- **SHORT TASK**: Could you give the data below again, exactly and completely?

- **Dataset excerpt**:

╔══

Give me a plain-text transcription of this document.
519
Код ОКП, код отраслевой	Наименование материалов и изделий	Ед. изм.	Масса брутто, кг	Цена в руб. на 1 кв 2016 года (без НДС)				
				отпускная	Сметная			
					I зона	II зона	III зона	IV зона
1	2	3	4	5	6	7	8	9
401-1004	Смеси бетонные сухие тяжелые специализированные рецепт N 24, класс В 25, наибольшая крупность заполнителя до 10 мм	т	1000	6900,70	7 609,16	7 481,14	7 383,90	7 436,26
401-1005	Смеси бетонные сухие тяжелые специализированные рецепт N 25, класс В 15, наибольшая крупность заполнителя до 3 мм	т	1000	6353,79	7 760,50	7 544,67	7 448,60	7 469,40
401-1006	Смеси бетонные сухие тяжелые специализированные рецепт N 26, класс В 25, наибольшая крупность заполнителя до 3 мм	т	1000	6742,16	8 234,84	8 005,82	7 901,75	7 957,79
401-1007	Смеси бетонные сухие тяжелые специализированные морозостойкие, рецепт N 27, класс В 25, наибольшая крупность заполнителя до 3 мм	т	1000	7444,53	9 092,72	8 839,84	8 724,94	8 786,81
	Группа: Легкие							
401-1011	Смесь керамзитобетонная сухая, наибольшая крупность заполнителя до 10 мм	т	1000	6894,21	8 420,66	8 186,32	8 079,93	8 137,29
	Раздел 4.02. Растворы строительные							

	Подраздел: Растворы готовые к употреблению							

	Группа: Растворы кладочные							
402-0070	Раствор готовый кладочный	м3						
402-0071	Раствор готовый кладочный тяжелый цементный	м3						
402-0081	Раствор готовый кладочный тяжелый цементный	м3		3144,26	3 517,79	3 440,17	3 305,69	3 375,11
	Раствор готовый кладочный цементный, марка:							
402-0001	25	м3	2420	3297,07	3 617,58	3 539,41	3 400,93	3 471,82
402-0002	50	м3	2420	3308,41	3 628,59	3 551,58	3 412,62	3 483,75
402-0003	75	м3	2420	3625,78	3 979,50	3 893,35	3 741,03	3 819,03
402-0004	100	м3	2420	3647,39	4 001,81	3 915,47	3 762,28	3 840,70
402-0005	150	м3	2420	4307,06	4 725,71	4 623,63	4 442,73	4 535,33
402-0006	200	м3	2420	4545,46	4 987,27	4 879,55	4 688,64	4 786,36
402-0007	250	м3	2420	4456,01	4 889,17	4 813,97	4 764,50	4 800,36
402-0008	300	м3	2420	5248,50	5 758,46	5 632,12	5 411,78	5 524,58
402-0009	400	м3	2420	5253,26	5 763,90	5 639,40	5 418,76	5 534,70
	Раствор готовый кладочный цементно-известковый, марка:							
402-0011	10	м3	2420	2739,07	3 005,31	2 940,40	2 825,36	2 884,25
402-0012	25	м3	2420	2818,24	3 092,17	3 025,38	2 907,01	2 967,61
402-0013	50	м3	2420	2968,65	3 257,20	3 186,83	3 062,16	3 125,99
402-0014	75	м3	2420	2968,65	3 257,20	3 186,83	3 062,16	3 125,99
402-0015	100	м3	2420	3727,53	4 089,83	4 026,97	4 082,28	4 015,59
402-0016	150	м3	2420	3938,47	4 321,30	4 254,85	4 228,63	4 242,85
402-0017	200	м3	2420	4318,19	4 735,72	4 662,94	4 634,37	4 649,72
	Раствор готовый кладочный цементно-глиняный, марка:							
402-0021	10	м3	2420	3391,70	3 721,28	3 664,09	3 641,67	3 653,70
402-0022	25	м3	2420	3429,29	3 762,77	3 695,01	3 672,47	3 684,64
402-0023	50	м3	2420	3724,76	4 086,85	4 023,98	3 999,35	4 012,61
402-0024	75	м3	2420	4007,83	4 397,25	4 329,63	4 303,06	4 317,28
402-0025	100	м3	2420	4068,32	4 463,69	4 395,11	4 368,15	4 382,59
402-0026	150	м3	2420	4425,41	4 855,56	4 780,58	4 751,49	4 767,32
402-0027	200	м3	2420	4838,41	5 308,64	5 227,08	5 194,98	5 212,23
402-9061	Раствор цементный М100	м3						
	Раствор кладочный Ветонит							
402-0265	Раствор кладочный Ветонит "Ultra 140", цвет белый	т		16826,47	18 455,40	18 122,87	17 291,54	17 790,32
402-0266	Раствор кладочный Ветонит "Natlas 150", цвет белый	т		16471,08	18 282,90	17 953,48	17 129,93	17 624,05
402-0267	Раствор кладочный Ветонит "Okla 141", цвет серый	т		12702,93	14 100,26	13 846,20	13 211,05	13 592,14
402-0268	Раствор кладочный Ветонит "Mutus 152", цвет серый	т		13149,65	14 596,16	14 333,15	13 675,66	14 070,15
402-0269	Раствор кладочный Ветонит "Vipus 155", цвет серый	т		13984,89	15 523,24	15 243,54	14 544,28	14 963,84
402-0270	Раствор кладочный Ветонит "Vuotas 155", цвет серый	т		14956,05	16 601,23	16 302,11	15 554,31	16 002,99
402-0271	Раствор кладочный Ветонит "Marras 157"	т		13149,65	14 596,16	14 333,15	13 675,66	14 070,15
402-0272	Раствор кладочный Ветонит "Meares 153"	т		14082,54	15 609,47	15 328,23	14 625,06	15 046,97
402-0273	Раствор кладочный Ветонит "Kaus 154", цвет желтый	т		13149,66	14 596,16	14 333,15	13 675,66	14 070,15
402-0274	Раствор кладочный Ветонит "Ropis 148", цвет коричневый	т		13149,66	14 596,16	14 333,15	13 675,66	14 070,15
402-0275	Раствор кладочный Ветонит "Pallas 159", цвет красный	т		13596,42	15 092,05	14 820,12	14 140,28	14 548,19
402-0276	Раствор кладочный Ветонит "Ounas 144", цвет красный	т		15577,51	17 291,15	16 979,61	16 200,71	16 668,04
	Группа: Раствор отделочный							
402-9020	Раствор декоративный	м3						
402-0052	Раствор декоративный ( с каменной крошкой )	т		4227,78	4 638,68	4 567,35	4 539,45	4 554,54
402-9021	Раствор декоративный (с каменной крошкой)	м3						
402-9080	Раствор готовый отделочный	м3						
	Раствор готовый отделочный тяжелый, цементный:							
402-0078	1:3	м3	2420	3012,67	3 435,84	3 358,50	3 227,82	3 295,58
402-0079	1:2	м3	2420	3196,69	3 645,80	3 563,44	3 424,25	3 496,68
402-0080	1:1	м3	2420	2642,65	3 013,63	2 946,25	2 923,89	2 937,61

╚══

- **ANSWER TO THE TASK**:
Give me a plain-text transcription of this document.
519
Код ОКП, код отраслевой	Наименование материалов и изделий	Ед. изм.	Масса брутто, кг	Цена в руб. на 1 кв 2016 года (без НДС)				
				отпускная	Сметная			
					I зона	II зона	III зона	IV зона
1	2	3	4	5	6	7	8	9
401-1004	Смеси бетонные сухие тяжелые специализированные рецепт N 24, класс В 25, наибольшая крупность заполнителя до 10 мм	т	1000	6900,70	7 609,16	7 481,14	7 383,90	7 436,26
401-1005	Смеси бетонные сухие тяжелые специализированные рецепт N 25, класс В 15, наибольшая крупность заполнителя до 3 мм	т	1000	6353,79	7 760,50	7 544,67	7 448,60	7 469,40
401-1006	Смеси бетонные сухие тяжелые специализированные рецепт N 26, класс В 25, наибольшая крупность заполнителя до 3 мм	т	1000	6742,16	8 234,84	8 005,82	7 901,75	7 957,79
401-1007	Смеси бетонные сухие тяжелые специализированные морозостойкие, рецепт N 27, класс В 25, наибольшая крупность заполнителя до 3 мм	т	1000	7444,53	9 092,72	8 839,84	8 724,94	8 786,81
	Группа: Легкие							
401-1011	Смесь керамзитобетонная сухая, наибольшая крупность заполнителя до 10 мм	т	1000	6894,21	8 420,66	8 186,32	8 079,93	8 137,29
	Раздел 4.02. Растворы строительные							

	Подраздел: Растворы готовые к употреблению							

	Группа: Растворы кладочные							
402-0070	Раствор готовый кладочный	м3						
402-0071	Раствор готовый кладочный тяжелый цементный	м3						
402-0081	Раствор готовый кладочный тяжелый цементный	м3		3144,26	3 517,79	3 440,17	3 305,69	3 375,11
	Раствор готовый кладочный цементный, марка:							
402-0001	25	м3	2420	3297,07	3 617,58	3 539,41	3 400,93	3 471,82
402-0002	50	м3	2420	3308,41	3 628,59	3 551,58	3 412,62	3 483,75
402-0003	75	м3	2420	3625,78	3 979,50	3 893,35	3 741,03	3 819,03
402-0004	100	м3	2420	3647,39	4 001,81	3 915,47	3 762,28	3 840,70
402-0005	150	м3	2420	4307,06	4 725,71	4 623,63	4 442,73	4 535,33
402-0006	200	м3	2420	4545,46	4 987,27	4 879,55	4 688,64	4 786,36
402-0007	250	м3	2420	4456,01	4 889,17	4 813,97	4 764,50	4 800,36
402-0008	300	м3	2420	5248,50	5 758,46	5 632,12	5 411,78	5 524,58
402-0009	400	м3	2420	5253,26	5 763,90	5 639,40	5 418,76	5 534,70
	Раствор готовый кладочный цементно-известковый, марка:							
402-0011	10	м3	2420	2739,07	3 005,31	2 940,40	2 825,36	2 884,25
402-0012	25	м3	2420	2818,24	3 092,17	3 025,38	2 907,01	2 967,61
402-0013	50	м3	2420	2968,65	3 257,20	3 186,83	3 062,16	3 125,99
402-0014	75	м3	2420	2968,65	3 257,20	3 186,83	3 062,16	3 125,99
402-0015	100	м3	2420	3727,53	4 089,83	4 026,97	4 082,28	4 015,59
402-0016	150	м3	2420	3938,47	4 321,30	4 254,85	4 228,63	4 242,85
402-0017	200	м3	2420	4318,19	4 735,72	4 662,94	4 634,37	4 649,72
	Раствор готовый кладочный цементно-глиняный, марка:							
402-0021	10	м3	2420	3391,70	3 721,28	3 664,09	3 641,67	3 653,70
402-0022	25	м3	2420	3429,29	3 762,77	3 695,01	3 672,47	3 684,64
402-0023	50	м3	2420	3724,76	4 086,85	4 023,98	3 999,35	4 012,61
402-0024	75	м3	2420	4007,83	4 397,25	4 329,63	4 303,06	4 317,28
402-0025	100	м3	2420	4068,32	4 463,69	4 395,11	4 368,15	4 382,59
402-0026	150	м3	2420	4425,41	4 855,56	4 780,58	4 751,49	4 767,32
402-0027	200	м3	2420	4838,41	5 308,64	5 227,08	5 194,98	5 212,23
402-9061	Раствор цементный М100	м3						
	Раствор кладочный Ветонит							
402-0265	Раствор кладочный Ветонит "Ultra 140", цвет белый	т		16826,47	18 455,40	18 122,87	17 291,54	17 790,32
402-0266	Раствор кладочный Ветонит "Natlas 150", цвет белый	т		16471,08	18 282,90	17 953,48	17 129,93	17 624,05
402-0267	Раствор кладочный Ветонит "Okla 141", цвет серый	т		12702,93	14 100,26	13 846,20	13 211,05	13 592,14
402-0268	Раствор кладочный Ветонит "Mutus 152", цвет серый	т		13149,65	14 596,16	14 333,15	13 675,66	14 070,15
402-0269	Раствор кладочный Ветонит "Vipus 155", цвет серый	т		13984,89	15 523,24	15 243,54	14 544,28	14 963,84
402-0270	Раствор кладочный Ветонит "Vuotas 155", цвет серый	т		14956,05	16 601,23	16 302,11	15 554,31	16 002,99
402-0271	Раствор кладочный Ветонит "Marras 157"	т		13149,65	14 596,16	14 333,15	13 675,66	14 070,15
402-0272	Раствор кладочный Ветонит "Meares 153"	т		14082,54	15 609,47	15 328,23	14 625,06	15 046,97
402-0273	Раствор кладочный Ветонит "Kaus 154", цвет желтый	т		13149,66	14 596,16	14 333,15	13 675,66	14 070,15
402-0274	Раствор кладочный Ветонит "Ropis 148", цвет коричневый	т		13149,66	14 596,16	14 333,15	13 675,66	14 070,15
402-0275	Раствор кладочный Ветонит "Pallas 159", цвет красный	т		13596,42	15 092,05	14 820,12	14 140,28	14 548,19
402-0276	Раствор кладочный Ветонит "Ounas 144", цвет красный	т		15577,51	17 291,15	16 979,61	16 200,71	16 668,04
	Группа: Раствор отделочный							
402-9020	Раствор декоративный	м3						
402-0052	Раствор декоративный ( с каменной крошкой )	т		4227,78	4 638,68	4 567,35	4 539,45	4 554,54
402-9021	Раствор декоративный (с каменной крошкой)	м3						
402-9080	Раствор готовый отделочный	м3						
	Раствор готовый отделочный тяжелый, цементный:							
402-0078	1:3	м3	2420	3012,67	3 435,84	3 358,50	3 227,82	3 295,58
402-0079	1:2	м3	2420	3196,69	3 645,80	3 563,44	3 424,25	3 496,68
402-0080	1:1	м3	2420	2642,65	3 013,63	2 946,25	2 923,89	2 937,61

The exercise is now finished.